▶ **WRITTEN INSTRUCTION**
Find every line in the records below that holds the word "large", and copy each one.

--- Begin MATERIAL SUPPLIED ---

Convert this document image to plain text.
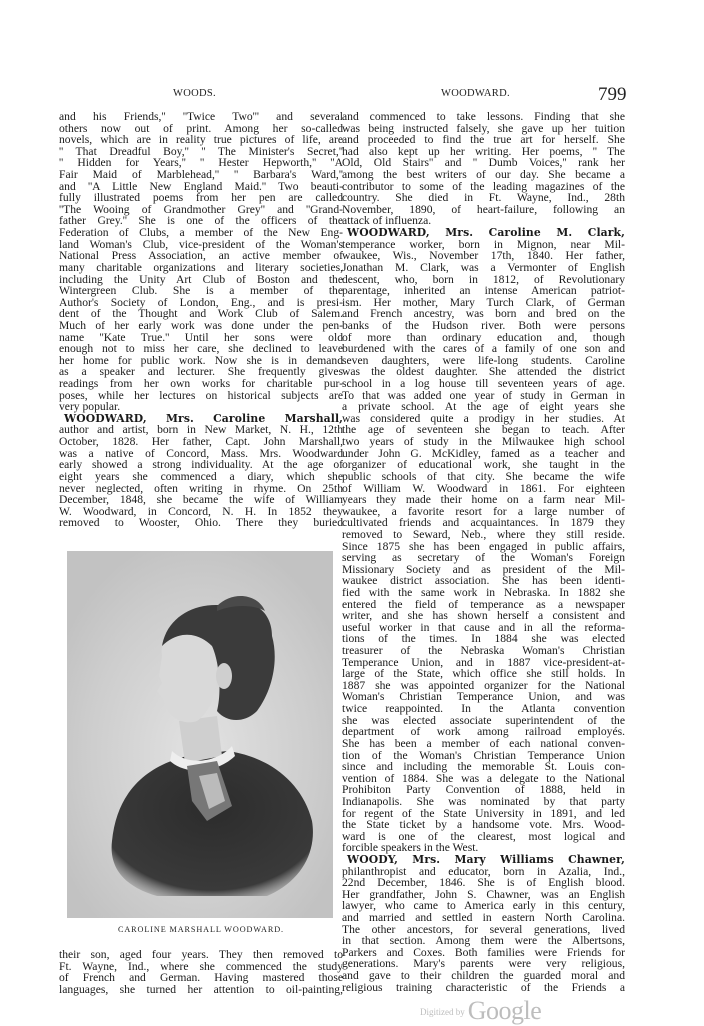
WOODS.	WOODWARD.	799
and his Friends,'' ''Twice Two''' and several
others now out of print. Among her so-called
novels, which are in reality true pictures of life, are
'' That Dreadful Boy,'' '' The Minister's Secret,''
'' Hidden for Years,'' '' Hester Hepworth,'' ''A
Fair Maid of Marblehead,'' '' Barbara's Ward,''
and ''A Little New England Maid.'' Two beauti-
fully illustrated poems from her pen are called
''The Wooing of Grandmother Grey'' and ''Grand-
father Grey.'' She is one of the officers of the
Federation of Clubs, a member of the New Eng-
land Woman's Club, vice-president of the Woman's
National Press Association, an active member of
many charitable organizations and literary societies,
including the Unity Art Club of Boston and the
Wintergreen Club. She is a member of the
Author's Society of London, Eng., and is presi-
dent of the Thought and Work Club of Salem.
Much of her early work was done under the pen-
name ''Kate True.'' Until her sons were old
enough not to miss her care, she declined to leave
her home for public work. Now she is in demand
as a speaker and lecturer. She frequently gives
readings from her own works for charitable pur-
poses, while her lectures on historical subjects are
very popular.
WOODWARD, Mrs. Caroline Marshall,
author and artist, born in New Market, N. H., 12th
October, 1828. Her father, Capt. John Marshall,
was a native of Concord, Mass. Mrs. Woodward
early showed a strong individuality. At the age of
eight years she commenced a diary, which she
never neglected, often writing in rhyme. On 25th
December, 1848, she became the wife of William
W. Woodward, in Concord, N. H. In 1852 they
removed to Wooster, Ohio. There they buried
CAROLINE MARSHALL WOODWARD.
their son, aged four years. They then removed to
Ft. Wayne, Ind., where she commenced the study
of French and German. Having mastered those
languages, she turned her attention to oil-painting,
and commenced to take lessons. Finding that she
was being instructed falsely, she gave up her tuition
and proceeded to find the true art for herself. She
had also kept up her writing. Her poems, '' The
Old, Old Stairs'' and '' Dumb Voices,'' rank her
among the best writers of our day. She became a
contributor to some of the leading magazines of the
country. She died in Ft. Wayne, Ind., 28th
November, 1890, of heart-failure, following an
attack of influenza.
WOODWARD, Mrs. Caroline M. Clark,
temperance worker, born in Mignon, near Mil-
waukee, Wis., November 17th, 1840. Her father,
Jonathan M. Clark, was a Vermonter of English
descent, who, born in 1812, of Revolutionary
parentage, inherited an intense American patriot-
ism. Her mother, Mary Turch Clark, of German
and French ancestry, was born and bred on the
banks of the Hudson river. Both were persons
of more than ordinary education and, though
burdened with the cares of a family of one son and
seven daughters, were life-long students. Caroline
was the oldest daughter. She attended the district
school in a log house till seventeen years of age.
To that was added one year of study in German in
a private school. At the age of eight years she
was considered quite a prodigy in her studies. At
the age of seventeen she began to teach. After
two years of study in the Milwaukee high school
under John G. McKidley, famed as a teacher and
organizer of educational work, she taught in the
public schools of that city. She became the wife
of William W. Woodward in 1861. For eighteen
years they made their home on a farm near Mil-
waukee, a favorite resort for a large number of
cultivated friends and acquaintances. In 1879 they
removed to Seward, Neb., where they still reside.
Since 1875 she has been engaged in public affairs,
serving as secretary of the Woman's Foreign
Missionary Society and as president of the Mil-
waukee district association. She has been identi-
fied with the same work in Nebraska. In 1882 she
entered the field of temperance as a newspaper
writer, and she has shown herself a consistent and
useful worker in that cause and in all the reforma-
tions of the times. In 1884 she was elected
treasurer of the Nebraska Woman's Christian
Temperance Union, and in 1887 vice-president-at-
large of the State, which office she still holds. In
1887 she was appointed organizer for the National
Woman's Christian Temperance Union, and was
twice reappointed. In the Atlanta convention
she was elected associate superintendent of the
department of work among railroad employés.
She has been a member of each national conven-
tion of the Woman's Christian Temperance Union
since and including the memorable St. Louis con-
vention of 1884. She was a delegate to the National
Prohibiton Party Convention of 1888, held in
Indianapolis. She was nominated by that party
for regent of the State University in 1891, and led
the State ticket by a handsome vote. Mrs. Wood-
ward is one of the clearest, most logical and
forcible speakers in the West.
WOODY, Mrs. Mary Williams Chawner,
philanthropist and educator, born in Azalia, Ind.,
22nd December, 1846. She is of English blood.
Her grandfather, John S. Chawner, was an English
lawyer, who came to America early in this century,
and married and settled in eastern North Carolina.
The other ancestors, for several generations, lived
in that section. Among them were the Albertsons,
Parkers and Coxes. Both families were Friends for
generations. Mary's parents were very religious,
and gave to their children the guarded moral and
religious training characteristic of the Friends a
$^{Digitized by}$ Google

--- End MATERIAL SUPPLIED ---

▶ **ANSWER IN FULL**
waukee, a favorite resort for a large number of
large of the State, which office she still holds. In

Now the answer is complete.